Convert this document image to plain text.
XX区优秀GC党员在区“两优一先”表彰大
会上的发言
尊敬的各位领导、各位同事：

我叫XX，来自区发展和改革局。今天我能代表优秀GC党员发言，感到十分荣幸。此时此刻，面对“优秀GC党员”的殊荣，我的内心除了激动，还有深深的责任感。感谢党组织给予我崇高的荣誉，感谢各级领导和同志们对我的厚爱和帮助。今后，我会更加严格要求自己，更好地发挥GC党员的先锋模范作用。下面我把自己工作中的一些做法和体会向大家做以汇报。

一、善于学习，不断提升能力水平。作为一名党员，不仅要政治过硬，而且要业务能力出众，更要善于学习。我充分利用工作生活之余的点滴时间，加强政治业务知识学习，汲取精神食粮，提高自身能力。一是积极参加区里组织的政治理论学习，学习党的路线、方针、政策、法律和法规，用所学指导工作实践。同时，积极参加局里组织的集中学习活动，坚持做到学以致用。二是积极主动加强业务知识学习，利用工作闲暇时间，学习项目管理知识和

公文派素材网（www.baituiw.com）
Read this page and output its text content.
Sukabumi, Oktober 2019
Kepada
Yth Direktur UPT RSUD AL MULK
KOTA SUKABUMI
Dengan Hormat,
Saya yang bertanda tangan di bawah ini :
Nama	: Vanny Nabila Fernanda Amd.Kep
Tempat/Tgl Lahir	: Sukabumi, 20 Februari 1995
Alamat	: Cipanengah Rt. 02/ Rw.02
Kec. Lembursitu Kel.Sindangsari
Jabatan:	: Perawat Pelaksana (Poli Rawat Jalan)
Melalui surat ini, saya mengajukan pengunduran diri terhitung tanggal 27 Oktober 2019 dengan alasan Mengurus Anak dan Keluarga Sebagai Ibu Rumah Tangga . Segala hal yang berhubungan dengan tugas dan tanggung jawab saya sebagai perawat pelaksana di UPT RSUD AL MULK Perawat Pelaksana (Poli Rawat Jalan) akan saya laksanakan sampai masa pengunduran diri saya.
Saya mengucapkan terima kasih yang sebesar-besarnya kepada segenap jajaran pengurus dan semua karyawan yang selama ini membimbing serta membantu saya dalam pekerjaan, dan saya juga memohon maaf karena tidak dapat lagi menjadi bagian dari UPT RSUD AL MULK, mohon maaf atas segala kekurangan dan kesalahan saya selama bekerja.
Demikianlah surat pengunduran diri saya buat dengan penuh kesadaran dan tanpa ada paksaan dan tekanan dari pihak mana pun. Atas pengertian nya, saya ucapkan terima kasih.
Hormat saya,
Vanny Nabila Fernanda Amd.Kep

...

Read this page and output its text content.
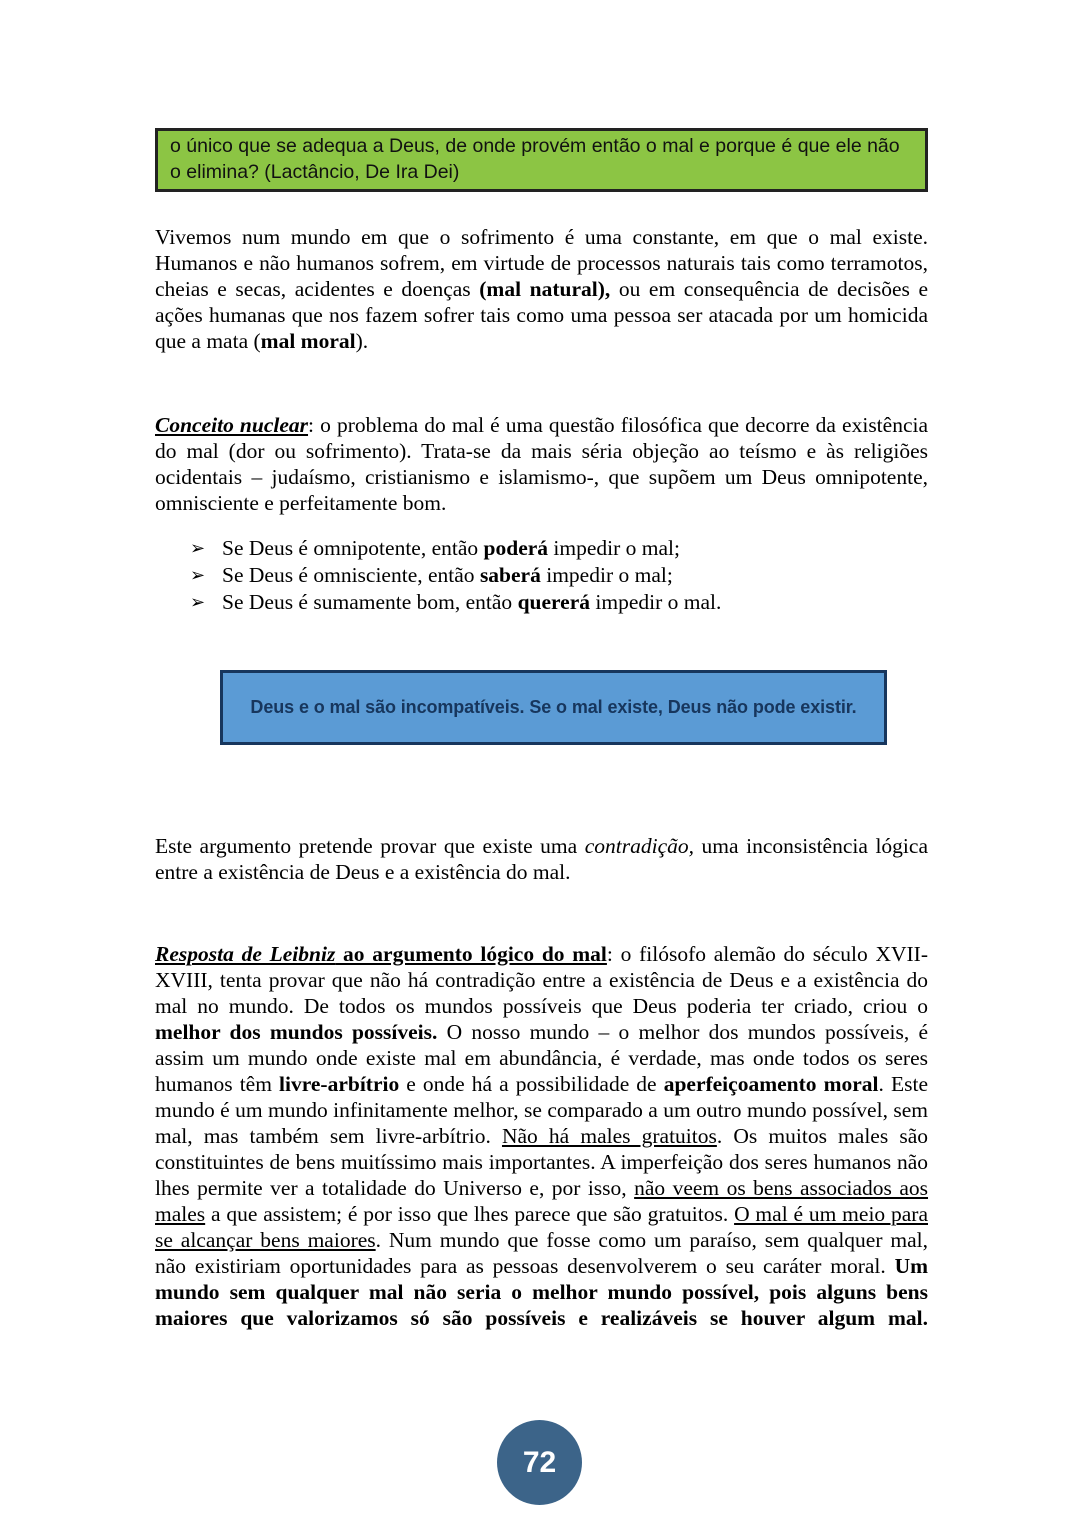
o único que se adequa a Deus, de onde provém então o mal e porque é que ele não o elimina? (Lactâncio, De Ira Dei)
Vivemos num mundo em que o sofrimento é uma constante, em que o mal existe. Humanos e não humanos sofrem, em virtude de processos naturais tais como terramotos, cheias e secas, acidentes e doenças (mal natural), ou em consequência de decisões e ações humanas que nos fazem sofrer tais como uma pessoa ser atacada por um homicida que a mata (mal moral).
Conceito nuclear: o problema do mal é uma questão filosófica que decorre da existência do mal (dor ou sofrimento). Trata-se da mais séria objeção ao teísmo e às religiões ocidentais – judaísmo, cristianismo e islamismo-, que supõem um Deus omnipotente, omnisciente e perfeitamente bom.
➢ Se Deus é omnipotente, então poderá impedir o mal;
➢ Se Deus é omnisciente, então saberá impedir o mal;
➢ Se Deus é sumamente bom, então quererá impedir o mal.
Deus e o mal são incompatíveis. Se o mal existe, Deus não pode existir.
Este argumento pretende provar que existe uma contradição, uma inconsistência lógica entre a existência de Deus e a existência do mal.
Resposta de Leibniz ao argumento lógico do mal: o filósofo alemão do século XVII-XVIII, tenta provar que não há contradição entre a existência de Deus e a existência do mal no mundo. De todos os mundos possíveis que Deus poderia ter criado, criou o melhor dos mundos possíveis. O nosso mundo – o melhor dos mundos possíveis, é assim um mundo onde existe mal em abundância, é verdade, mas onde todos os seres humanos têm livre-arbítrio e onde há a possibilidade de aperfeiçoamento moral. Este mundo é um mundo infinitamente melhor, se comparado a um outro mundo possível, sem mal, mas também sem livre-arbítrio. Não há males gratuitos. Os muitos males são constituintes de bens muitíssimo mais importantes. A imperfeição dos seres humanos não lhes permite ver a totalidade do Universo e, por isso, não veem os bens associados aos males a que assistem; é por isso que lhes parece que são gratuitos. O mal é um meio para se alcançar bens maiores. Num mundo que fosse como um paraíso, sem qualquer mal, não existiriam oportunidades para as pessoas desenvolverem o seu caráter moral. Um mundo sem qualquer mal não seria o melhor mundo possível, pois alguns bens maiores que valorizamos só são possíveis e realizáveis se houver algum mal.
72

...

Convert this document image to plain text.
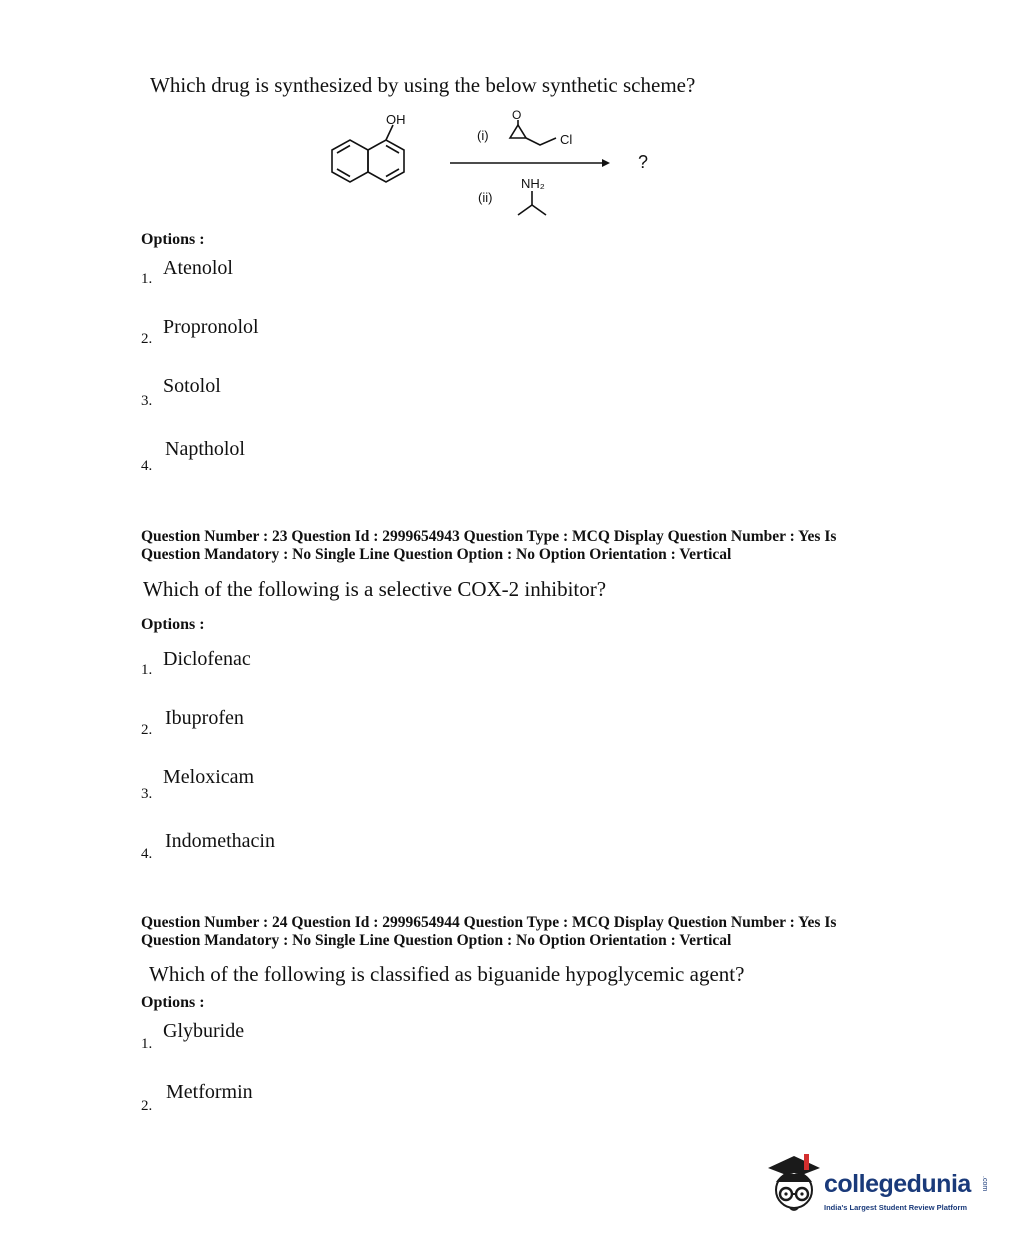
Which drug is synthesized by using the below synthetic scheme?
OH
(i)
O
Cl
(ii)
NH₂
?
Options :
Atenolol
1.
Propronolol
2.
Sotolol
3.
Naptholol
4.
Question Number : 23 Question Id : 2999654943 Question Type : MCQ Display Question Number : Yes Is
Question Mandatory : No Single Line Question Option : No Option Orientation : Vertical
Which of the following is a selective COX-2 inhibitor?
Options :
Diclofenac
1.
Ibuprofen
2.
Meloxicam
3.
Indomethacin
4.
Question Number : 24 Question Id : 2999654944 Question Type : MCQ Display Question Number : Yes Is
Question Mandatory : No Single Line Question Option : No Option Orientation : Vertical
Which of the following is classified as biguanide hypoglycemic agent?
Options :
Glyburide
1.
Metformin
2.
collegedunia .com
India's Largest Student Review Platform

#### The problem
Identify the lines in the entries above that contain "following", then copy them out.

#### The solution
Which of the following is a selective COX-2 inhibitor?
Which of the following is classified as biguanide hypoglycemic agent?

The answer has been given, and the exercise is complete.